Exercise description - Across the data below, how many lines hold "kind"? Answer with that number and nothing else.

Stored items from a collection -
======

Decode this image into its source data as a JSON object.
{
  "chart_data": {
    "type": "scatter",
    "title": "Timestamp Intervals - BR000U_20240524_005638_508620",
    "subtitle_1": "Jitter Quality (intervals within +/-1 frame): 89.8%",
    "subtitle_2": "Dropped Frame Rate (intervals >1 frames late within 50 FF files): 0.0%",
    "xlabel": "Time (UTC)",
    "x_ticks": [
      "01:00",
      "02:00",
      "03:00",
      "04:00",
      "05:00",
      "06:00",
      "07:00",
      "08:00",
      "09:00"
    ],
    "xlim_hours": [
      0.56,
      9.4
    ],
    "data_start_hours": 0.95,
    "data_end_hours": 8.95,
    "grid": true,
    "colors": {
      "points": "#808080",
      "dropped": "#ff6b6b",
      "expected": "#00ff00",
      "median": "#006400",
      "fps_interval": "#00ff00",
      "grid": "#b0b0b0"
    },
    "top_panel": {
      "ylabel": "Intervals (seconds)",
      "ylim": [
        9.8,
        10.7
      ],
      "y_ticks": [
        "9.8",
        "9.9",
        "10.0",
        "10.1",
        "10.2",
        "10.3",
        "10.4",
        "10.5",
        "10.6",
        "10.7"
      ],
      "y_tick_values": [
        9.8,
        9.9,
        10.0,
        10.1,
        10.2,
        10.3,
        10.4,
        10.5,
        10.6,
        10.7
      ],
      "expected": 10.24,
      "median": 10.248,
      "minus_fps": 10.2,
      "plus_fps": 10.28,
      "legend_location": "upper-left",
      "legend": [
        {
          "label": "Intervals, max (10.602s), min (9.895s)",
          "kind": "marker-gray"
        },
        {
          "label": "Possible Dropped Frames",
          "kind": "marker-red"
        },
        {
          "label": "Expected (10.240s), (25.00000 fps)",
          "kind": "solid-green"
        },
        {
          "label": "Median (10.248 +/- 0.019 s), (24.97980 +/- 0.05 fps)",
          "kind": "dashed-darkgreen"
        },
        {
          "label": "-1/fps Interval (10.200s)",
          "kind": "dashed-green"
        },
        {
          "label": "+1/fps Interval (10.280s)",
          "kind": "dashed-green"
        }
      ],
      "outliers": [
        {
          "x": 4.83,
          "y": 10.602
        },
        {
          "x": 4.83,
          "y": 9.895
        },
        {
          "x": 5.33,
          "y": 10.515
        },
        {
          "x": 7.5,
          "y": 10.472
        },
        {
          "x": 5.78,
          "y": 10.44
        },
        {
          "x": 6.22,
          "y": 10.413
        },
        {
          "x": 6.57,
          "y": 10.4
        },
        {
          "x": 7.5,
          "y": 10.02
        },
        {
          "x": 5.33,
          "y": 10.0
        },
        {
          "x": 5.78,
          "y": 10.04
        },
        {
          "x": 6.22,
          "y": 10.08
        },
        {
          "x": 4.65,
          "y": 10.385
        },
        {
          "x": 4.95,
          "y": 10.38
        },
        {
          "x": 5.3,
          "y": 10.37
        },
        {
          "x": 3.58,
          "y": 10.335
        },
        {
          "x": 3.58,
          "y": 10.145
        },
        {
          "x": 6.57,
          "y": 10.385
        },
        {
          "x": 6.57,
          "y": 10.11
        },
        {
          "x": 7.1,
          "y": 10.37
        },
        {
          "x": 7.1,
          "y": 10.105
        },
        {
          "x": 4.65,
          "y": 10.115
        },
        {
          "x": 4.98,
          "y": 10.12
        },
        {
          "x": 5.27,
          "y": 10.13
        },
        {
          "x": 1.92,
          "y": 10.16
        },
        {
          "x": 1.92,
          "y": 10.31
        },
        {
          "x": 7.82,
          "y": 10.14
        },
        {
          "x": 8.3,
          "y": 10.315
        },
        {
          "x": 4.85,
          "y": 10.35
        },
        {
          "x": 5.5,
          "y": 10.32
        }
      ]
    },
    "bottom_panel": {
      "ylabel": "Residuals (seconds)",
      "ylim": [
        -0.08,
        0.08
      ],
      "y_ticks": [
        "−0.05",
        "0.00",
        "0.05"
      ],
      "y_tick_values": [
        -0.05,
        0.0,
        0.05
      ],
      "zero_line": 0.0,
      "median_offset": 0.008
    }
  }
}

======

Written answer - 6